What the task asks ▸
Write out each line of the material again, word for word.

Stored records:
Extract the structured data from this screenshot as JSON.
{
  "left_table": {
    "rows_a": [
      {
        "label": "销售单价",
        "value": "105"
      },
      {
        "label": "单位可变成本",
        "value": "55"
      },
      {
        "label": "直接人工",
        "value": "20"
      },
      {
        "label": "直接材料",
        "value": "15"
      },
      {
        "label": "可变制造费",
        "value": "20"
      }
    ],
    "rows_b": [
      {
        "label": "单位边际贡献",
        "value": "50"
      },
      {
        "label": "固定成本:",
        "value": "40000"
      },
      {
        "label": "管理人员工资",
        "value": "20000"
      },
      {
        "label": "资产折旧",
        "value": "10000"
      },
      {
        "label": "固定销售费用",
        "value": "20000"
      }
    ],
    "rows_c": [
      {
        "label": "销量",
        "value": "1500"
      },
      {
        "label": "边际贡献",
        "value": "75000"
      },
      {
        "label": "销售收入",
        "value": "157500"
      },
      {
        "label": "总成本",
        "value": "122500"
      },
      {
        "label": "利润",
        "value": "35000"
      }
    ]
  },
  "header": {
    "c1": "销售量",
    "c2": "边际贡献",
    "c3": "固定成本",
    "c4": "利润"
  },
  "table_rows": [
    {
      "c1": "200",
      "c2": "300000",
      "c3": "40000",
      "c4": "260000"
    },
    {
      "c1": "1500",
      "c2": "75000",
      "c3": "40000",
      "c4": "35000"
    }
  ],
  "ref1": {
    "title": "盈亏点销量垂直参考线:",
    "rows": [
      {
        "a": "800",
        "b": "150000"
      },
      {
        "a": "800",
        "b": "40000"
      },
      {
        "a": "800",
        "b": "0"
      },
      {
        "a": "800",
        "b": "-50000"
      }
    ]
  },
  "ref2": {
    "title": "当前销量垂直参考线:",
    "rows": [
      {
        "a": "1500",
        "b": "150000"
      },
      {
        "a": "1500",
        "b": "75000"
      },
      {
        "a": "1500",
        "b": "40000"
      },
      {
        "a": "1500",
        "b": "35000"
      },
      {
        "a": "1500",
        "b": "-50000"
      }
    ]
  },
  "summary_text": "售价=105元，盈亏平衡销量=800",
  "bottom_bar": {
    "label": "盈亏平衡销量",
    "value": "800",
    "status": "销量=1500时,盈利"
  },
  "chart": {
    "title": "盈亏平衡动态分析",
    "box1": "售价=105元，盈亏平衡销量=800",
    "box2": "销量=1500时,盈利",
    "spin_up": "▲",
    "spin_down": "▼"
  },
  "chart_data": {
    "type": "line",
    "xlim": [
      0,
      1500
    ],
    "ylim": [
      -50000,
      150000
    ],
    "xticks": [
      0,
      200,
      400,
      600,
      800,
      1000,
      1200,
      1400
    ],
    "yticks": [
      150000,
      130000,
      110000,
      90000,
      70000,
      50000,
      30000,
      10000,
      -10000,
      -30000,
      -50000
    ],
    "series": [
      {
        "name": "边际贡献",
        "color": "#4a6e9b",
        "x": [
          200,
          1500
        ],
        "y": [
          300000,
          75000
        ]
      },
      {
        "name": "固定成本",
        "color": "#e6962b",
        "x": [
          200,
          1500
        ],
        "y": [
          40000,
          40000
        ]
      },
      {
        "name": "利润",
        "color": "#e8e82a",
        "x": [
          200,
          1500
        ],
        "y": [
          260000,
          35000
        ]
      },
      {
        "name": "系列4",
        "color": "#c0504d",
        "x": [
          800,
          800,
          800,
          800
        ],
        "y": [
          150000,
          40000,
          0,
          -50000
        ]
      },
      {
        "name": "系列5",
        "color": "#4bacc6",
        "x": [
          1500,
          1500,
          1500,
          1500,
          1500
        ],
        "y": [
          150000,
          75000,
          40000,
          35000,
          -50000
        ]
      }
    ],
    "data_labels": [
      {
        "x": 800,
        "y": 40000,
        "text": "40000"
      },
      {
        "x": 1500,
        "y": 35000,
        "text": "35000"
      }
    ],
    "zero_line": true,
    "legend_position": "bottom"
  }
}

Solution to the problem ▸
Extract the structured data from this screenshot as JSON.
{
  "left_table": {
    "rows_a": [
      {
        "label": "销售单价",
        "value": "105"
      },
      {
        "label": "单位可变成本",
        "value": "55"
      },
      {
        "label": "直接人工",
        "value": "20"
      },
      {
        "label": "直接材料",
        "value": "15"
      },
      {
        "label": "可变制造费",
        "value": "20"
      }
    ],
    "rows_b": [
      {
        "label": "单位边际贡献",
        "value": "50"
      },
      {
        "label": "固定成本:",
        "value": "40000"
      },
      {
        "label": "管理人员工资",
        "value": "20000"
      },
      {
        "label": "资产折旧",
        "value": "10000"
      },
      {
        "label": "固定销售费用",
        "value": "20000"
      }
    ],
    "rows_c": [
      {
        "label": "销量",
        "value": "1500"
      },
      {
        "label": "边际贡献",
        "value": "75000"
      },
      {
        "label": "销售收入",
        "value": "157500"
      },
      {
        "label": "总成本",
        "value": "122500"
      },
      {
        "label": "利润",
        "value": "35000"
      }
    ]
  },
  "header": {
    "c1": "销售量",
    "c2": "边际贡献",
    "c3": "固定成本",
    "c4": "利润"
  },
  "table_rows": [
    {
      "c1": "200",
      "c2": "300000",
      "c3": "40000",
      "c4": "260000"
    },
    {
      "c1": "1500",
      "c2": "75000",
      "c3": "40000",
      "c4": "35000"
    }
  ],
  "ref1": {
    "title": "盈亏点销量垂直参考线:",
    "rows": [
      {
        "a": "800",
        "b": "150000"
      },
      {
        "a": "800",
        "b": "40000"
      },
      {
        "a": "800",
        "b": "0"
      },
      {
        "a": "800",
        "b": "-50000"
      }
    ]
  },
  "ref2": {
    "title": "当前销量垂直参考线:",
    "rows": [
      {
        "a": "1500",
        "b": "150000"
      },
      {
        "a": "1500",
        "b": "75000"
      },
      {
        "a": "1500",
        "b": "40000"
      },
      {
        "a": "1500",
        "b": "35000"
      },
      {
        "a": "1500",
        "b": "-50000"
      }
    ]
  },
  "summary_text": "售价=105元，盈亏平衡销量=800",
  "bottom_bar": {
    "label": "盈亏平衡销量",
    "value": "800",
    "status": "销量=1500时,盈利"
  },
  "chart": {
    "title": "盈亏平衡动态分析",
    "box1": "售价=105元，盈亏平衡销量=800",
    "box2": "销量=1500时,盈利",
    "spin_up": "▲",
    "spin_down": "▼"
  },
  "chart_data": {
    "type": "line",
    "xlim": [
      0,
      1500
    ],
    "ylim": [
      -50000,
      150000
    ],
    "xticks": [
      0,
      200,
      400,
      600,
      800,
      1000,
      1200,
      1400
    ],
    "yticks": [
      150000,
      130000,
      110000,
      90000,
      70000,
      50000,
      30000,
      10000,
      -10000,
      -30000,
      -50000
    ],
    "series": [
      {
        "name": "边际贡献",
        "color": "#4a6e9b",
        "x": [
          200,
          1500
        ],
        "y": [
          300000,
          75000
        ]
      },
      {
        "name": "固定成本",
        "color": "#e6962b",
        "x": [
          200,
          1500
        ],
        "y": [
          40000,
          40000
        ]
      },
      {
        "name": "利润",
        "color": "#e8e82a",
        "x": [
          200,
          1500
        ],
        "y": [
          260000,
          35000
        ]
      },
      {
        "name": "系列4",
        "color": "#c0504d",
        "x": [
          800,
          800,
          800,
          800
        ],
        "y": [
          150000,
          40000,
          0,
          -50000
        ]
      },
      {
        "name": "系列5",
        "color": "#4bacc6",
        "x": [
          1500,
          1500,
          1500,
          1500,
          1500
        ],
        "y": [
          150000,
          75000,
          40000,
          35000,
          -50000
        ]
      }
    ],
    "data_labels": [
      {
        "x": 800,
        "y": 40000,
        "text": "40000"
      },
      {
        "x": 1500,
        "y": 35000,
        "text": "35000"
      }
    ],
    "zero_line": true,
    "legend_position": "bottom"
  }
}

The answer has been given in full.